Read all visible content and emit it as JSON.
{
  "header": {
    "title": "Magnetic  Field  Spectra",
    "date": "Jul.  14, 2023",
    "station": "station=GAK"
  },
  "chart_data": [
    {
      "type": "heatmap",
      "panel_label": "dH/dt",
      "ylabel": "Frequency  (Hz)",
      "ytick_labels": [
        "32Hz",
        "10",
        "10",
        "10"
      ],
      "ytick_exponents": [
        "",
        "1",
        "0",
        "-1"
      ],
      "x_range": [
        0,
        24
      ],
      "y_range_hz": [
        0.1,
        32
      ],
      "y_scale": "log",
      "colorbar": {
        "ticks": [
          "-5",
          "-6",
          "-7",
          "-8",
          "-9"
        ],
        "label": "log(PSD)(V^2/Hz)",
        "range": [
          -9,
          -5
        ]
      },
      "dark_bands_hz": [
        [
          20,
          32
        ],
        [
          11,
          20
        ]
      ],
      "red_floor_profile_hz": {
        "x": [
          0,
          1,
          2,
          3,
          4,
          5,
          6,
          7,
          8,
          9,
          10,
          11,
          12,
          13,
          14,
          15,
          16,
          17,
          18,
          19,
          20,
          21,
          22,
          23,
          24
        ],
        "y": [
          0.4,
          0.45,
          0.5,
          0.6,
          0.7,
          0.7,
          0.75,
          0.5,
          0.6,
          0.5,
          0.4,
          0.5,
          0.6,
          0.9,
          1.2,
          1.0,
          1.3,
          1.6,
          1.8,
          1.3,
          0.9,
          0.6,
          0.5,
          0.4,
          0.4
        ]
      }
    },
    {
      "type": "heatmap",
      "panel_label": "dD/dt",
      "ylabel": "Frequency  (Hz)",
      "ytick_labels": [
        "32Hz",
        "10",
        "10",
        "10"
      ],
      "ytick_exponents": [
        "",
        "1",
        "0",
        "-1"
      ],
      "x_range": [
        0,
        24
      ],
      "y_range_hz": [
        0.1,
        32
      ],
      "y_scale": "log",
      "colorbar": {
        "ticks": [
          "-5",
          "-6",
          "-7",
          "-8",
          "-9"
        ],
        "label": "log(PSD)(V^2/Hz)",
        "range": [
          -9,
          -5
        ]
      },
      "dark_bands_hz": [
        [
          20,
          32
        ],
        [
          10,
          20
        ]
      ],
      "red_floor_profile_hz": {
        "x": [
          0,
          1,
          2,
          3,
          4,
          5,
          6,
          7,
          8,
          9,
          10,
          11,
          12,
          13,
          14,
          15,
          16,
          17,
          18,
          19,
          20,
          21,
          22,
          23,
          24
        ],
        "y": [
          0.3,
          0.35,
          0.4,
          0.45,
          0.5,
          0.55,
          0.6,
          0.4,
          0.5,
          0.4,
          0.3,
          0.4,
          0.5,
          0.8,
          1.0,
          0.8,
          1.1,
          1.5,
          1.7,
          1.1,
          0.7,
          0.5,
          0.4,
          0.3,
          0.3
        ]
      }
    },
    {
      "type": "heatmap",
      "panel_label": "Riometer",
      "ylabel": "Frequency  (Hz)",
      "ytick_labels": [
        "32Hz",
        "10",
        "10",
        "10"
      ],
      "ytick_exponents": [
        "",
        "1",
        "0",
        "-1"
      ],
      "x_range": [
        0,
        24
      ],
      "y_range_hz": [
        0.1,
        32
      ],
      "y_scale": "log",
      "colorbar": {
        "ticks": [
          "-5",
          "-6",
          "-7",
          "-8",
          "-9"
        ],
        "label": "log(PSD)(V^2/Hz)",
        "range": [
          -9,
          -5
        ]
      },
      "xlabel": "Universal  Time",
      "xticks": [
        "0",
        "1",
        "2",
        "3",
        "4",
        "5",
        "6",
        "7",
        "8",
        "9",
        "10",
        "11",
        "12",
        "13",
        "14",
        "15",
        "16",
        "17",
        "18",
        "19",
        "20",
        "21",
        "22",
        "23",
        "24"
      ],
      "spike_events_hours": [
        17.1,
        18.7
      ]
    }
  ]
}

● Task to complete
Write all of the records out again exactly.

● Solution to the problem
Read all visible content and emit it as JSON.
{
  "header": {
    "title": "Magnetic  Field  Spectra",
    "date": "Jul.  14, 2023",
    "station": "station=GAK"
  },
  "chart_data": [
    {
      "type": "heatmap",
      "panel_label": "dH/dt",
      "ylabel": "Frequency  (Hz)",
      "ytick_labels": [
        "32Hz",
        "10",
        "10",
        "10"
      ],
      "ytick_exponents": [
        "",
        "1",
        "0",
        "-1"
      ],
      "x_range": [
        0,
        24
      ],
      "y_range_hz": [
        0.1,
        32
      ],
      "y_scale": "log",
      "colorbar": {
        "ticks": [
          "-5",
          "-6",
          "-7",
          "-8",
          "-9"
        ],
        "label": "log(PSD)(V^2/Hz)",
        "range": [
          -9,
          -5
        ]
      },
      "dark_bands_hz": [
        [
          20,
          32
        ],
        [
          11,
          20
        ]
      ],
      "red_floor_profile_hz": {
        "x": [
          0,
          1,
          2,
          3,
          4,
          5,
          6,
          7,
          8,
          9,
          10,
          11,
          12,
          13,
          14,
          15,
          16,
          17,
          18,
          19,
          20,
          21,
          22,
          23,
          24
        ],
        "y": [
          0.4,
          0.45,
          0.5,
          0.6,
          0.7,
          0.7,
          0.75,
          0.5,
          0.6,
          0.5,
          0.4,
          0.5,
          0.6,
          0.9,
          1.2,
          1.0,
          1.3,
          1.6,
          1.8,
          1.3,
          0.9,
          0.6,
          0.5,
          0.4,
          0.4
        ]
      }
    },
    {
      "type": "heatmap",
      "panel_label": "dD/dt",
      "ylabel": "Frequency  (Hz)",
      "ytick_labels": [
        "32Hz",
        "10",
        "10",
        "10"
      ],
      "ytick_exponents": [
        "",
        "1",
        "0",
        "-1"
      ],
      "x_range": [
        0,
        24
      ],
      "y_range_hz": [
        0.1,
        32
      ],
      "y_scale": "log",
      "colorbar": {
        "ticks": [
          "-5",
          "-6",
          "-7",
          "-8",
          "-9"
        ],
        "label": "log(PSD)(V^2/Hz)",
        "range": [
          -9,
          -5
        ]
      },
      "dark_bands_hz": [
        [
          20,
          32
        ],
        [
          10,
          20
        ]
      ],
      "red_floor_profile_hz": {
        "x": [
          0,
          1,
          2,
          3,
          4,
          5,
          6,
          7,
          8,
          9,
          10,
          11,
          12,
          13,
          14,
          15,
          16,
          17,
          18,
          19,
          20,
          21,
          22,
          23,
          24
        ],
        "y": [
          0.3,
          0.35,
          0.4,
          0.45,
          0.5,
          0.55,
          0.6,
          0.4,
          0.5,
          0.4,
          0.3,
          0.4,
          0.5,
          0.8,
          1.0,
          0.8,
          1.1,
          1.5,
          1.7,
          1.1,
          0.7,
          0.5,
          0.4,
          0.3,
          0.3
        ]
      }
    },
    {
      "type": "heatmap",
      "panel_label": "Riometer",
      "ylabel": "Frequency  (Hz)",
      "ytick_labels": [
        "32Hz",
        "10",
        "10",
        "10"
      ],
      "ytick_exponents": [
        "",
        "1",
        "0",
        "-1"
      ],
      "x_range": [
        0,
        24
      ],
      "y_range_hz": [
        0.1,
        32
      ],
      "y_scale": "log",
      "colorbar": {
        "ticks": [
          "-5",
          "-6",
          "-7",
          "-8",
          "-9"
        ],
        "label": "log(PSD)(V^2/Hz)",
        "range": [
          -9,
          -5
        ]
      },
      "xlabel": "Universal  Time",
      "xticks": [
        "0",
        "1",
        "2",
        "3",
        "4",
        "5",
        "6",
        "7",
        "8",
        "9",
        "10",
        "11",
        "12",
        "13",
        "14",
        "15",
        "16",
        "17",
        "18",
        "19",
        "20",
        "21",
        "22",
        "23",
        "24"
      ],
      "spike_events_hours": [
        17.1,
        18.7
      ]
    }
  ]
}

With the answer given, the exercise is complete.